Pull out every line of the listing below where "position" appears.

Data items
########
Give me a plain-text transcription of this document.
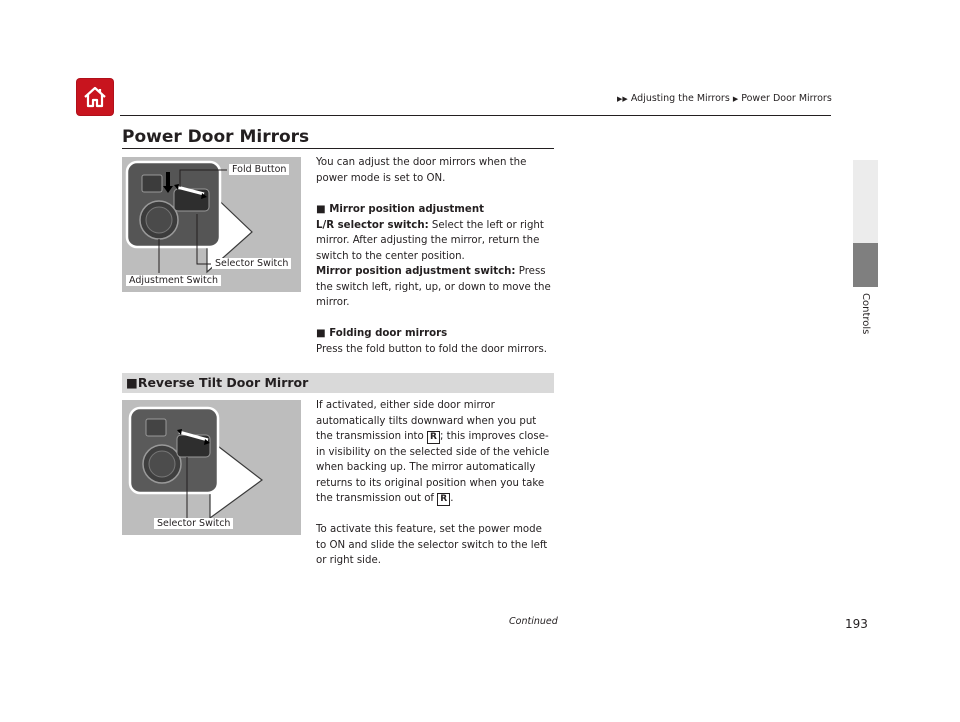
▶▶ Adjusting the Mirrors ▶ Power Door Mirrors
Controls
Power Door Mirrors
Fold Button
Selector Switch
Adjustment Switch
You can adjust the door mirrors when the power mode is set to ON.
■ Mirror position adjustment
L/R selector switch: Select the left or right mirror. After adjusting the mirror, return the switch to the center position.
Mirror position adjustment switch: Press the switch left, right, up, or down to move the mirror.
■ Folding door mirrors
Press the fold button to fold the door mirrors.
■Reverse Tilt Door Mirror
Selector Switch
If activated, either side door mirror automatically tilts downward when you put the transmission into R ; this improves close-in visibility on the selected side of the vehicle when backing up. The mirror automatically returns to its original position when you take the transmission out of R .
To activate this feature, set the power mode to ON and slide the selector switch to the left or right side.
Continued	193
########
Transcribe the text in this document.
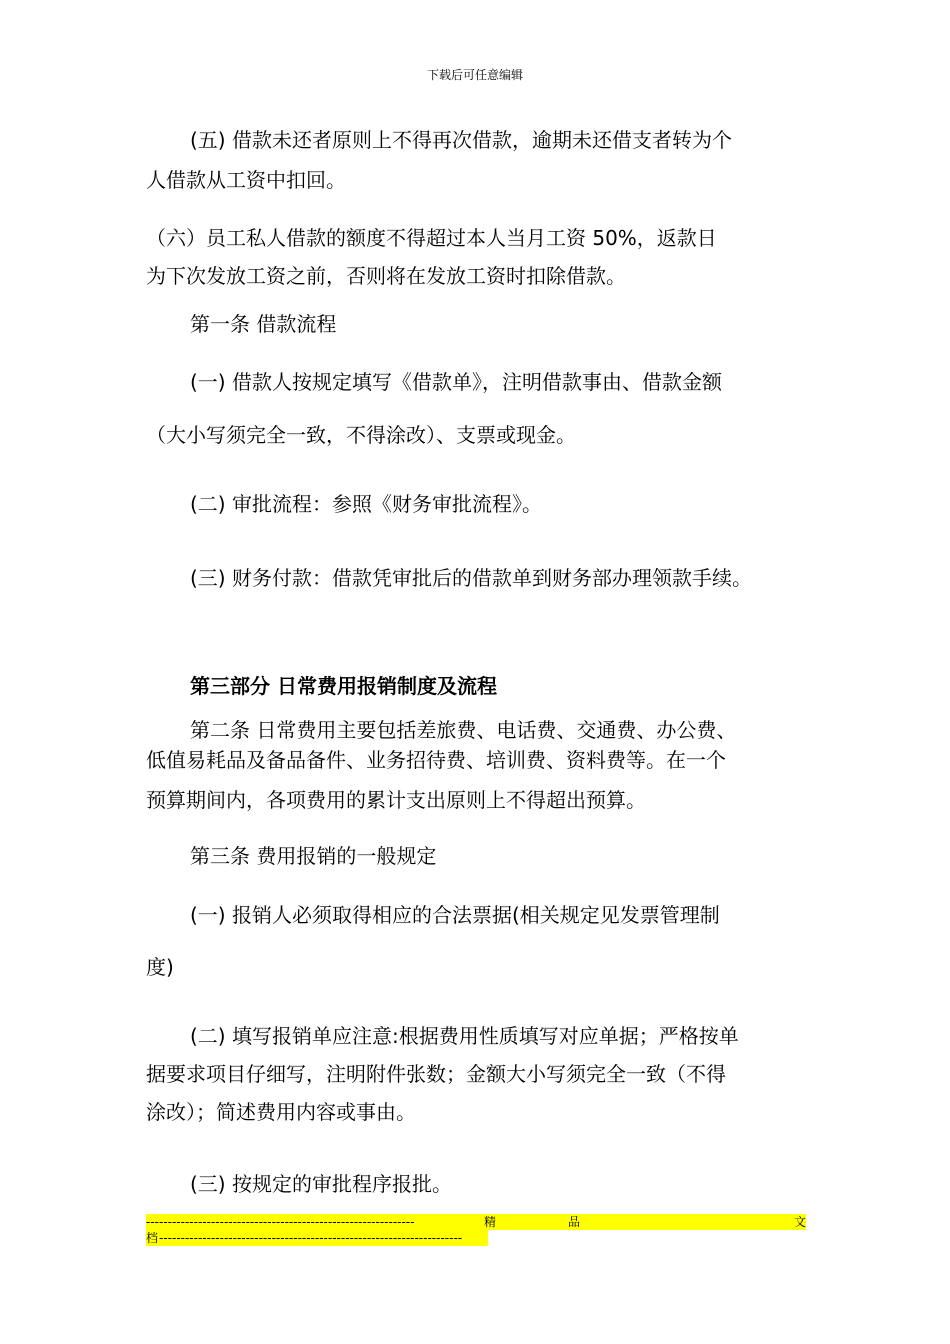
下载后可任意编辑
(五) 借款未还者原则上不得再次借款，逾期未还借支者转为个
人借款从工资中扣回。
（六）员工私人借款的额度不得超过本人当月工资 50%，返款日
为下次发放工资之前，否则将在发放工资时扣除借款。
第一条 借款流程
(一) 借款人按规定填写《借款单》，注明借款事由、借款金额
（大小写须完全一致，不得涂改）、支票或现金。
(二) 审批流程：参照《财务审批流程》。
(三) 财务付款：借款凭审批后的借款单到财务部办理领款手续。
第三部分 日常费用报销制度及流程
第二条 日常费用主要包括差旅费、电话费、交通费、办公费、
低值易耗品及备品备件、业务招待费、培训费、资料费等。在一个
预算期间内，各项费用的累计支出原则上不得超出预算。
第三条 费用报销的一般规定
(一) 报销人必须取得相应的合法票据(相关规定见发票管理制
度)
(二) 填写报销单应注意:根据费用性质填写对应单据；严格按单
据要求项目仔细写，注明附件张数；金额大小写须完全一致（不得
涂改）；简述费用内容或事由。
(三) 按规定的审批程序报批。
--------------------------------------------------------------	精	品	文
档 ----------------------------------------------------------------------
########
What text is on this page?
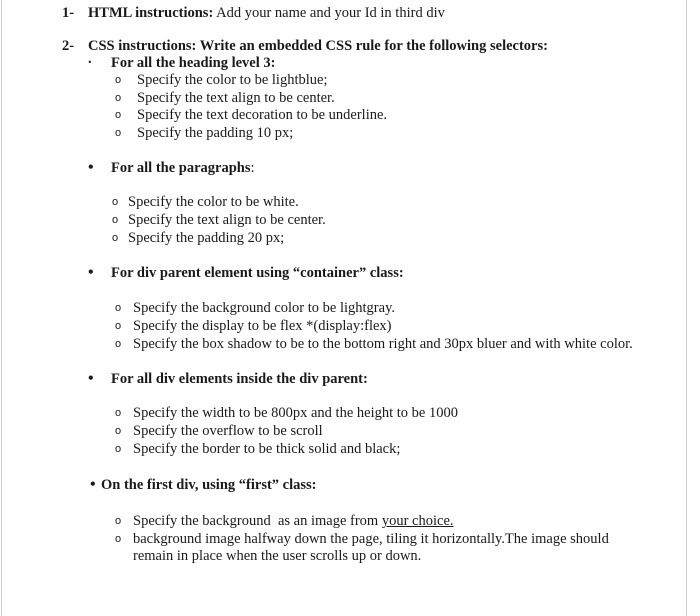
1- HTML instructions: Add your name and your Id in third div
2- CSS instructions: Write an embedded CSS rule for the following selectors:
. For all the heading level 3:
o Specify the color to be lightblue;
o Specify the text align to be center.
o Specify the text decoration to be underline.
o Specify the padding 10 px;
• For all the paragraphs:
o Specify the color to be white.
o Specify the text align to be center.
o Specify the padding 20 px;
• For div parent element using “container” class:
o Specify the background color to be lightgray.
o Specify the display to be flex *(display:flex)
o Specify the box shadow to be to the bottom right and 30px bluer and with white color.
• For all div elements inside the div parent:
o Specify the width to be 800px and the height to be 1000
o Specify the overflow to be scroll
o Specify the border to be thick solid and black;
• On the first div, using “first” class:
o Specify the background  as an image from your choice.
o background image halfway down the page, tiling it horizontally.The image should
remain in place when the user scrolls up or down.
########
[COMPLETED TASK]
■ Mirror position adjustment
L/R selector switch: Select the left or right mirror. After adjusting the mirror, return the switch to the center position.
Mirror position adjustment switch: Press the switch left, right, up, or down to move the mirror.
If activated, either side door mirror automatically tilts downward when you put the transmission into R ; this improves close-in visibility on the selected side of the vehicle when backing up. The mirror automatically returns to its original position when you take the transmission out of R .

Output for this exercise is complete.